--- Start DATASET ROWS ---
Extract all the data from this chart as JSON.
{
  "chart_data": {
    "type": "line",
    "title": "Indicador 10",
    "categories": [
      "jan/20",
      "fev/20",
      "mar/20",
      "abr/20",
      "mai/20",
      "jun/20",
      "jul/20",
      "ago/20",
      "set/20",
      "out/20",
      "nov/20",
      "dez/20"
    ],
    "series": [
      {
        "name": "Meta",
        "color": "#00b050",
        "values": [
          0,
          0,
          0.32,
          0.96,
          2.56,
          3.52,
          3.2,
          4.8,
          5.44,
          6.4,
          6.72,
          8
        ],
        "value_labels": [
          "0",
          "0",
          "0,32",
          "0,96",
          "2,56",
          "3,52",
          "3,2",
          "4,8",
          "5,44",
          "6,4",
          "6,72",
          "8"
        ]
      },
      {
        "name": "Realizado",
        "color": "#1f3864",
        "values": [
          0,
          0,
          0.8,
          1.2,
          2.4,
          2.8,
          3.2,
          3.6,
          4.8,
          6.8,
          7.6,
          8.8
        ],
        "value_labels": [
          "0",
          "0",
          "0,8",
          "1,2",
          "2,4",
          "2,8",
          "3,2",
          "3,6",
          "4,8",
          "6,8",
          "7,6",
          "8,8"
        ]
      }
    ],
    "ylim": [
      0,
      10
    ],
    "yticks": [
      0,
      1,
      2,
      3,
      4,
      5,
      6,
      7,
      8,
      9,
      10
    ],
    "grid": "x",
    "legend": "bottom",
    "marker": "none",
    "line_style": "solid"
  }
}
--- End DATASET ROWS ---
(WHAT TO DO) Set every line of the listing down word for word.

(TASK ANSWER)
Extract all the data from this chart as JSON.
{
  "chart_data": {
    "type": "line",
    "title": "Indicador 10",
    "categories": [
      "jan/20",
      "fev/20",
      "mar/20",
      "abr/20",
      "mai/20",
      "jun/20",
      "jul/20",
      "ago/20",
      "set/20",
      "out/20",
      "nov/20",
      "dez/20"
    ],
    "series": [
      {
        "name": "Meta",
        "color": "#00b050",
        "values": [
          0,
          0,
          0.32,
          0.96,
          2.56,
          3.52,
          3.2,
          4.8,
          5.44,
          6.4,
          6.72,
          8
        ],
        "value_labels": [
          "0",
          "0",
          "0,32",
          "0,96",
          "2,56",
          "3,52",
          "3,2",
          "4,8",
          "5,44",
          "6,4",
          "6,72",
          "8"
        ]
      },
      {
        "name": "Realizado",
        "color": "#1f3864",
        "values": [
          0,
          0,
          0.8,
          1.2,
          2.4,
          2.8,
          3.2,
          3.6,
          4.8,
          6.8,
          7.6,
          8.8
        ],
        "value_labels": [
          "0",
          "0",
          "0,8",
          "1,2",
          "2,4",
          "2,8",
          "3,2",
          "3,6",
          "4,8",
          "6,8",
          "7,6",
          "8,8"
        ]
      }
    ],
    "ylim": [
      0,
      10
    ],
    "yticks": [
      0,
      1,
      2,
      3,
      4,
      5,
      6,
      7,
      8,
      9,
      10
    ],
    "grid": "x",
    "legend": "bottom",
    "marker": "none",
    "line_style": "solid"
  }
}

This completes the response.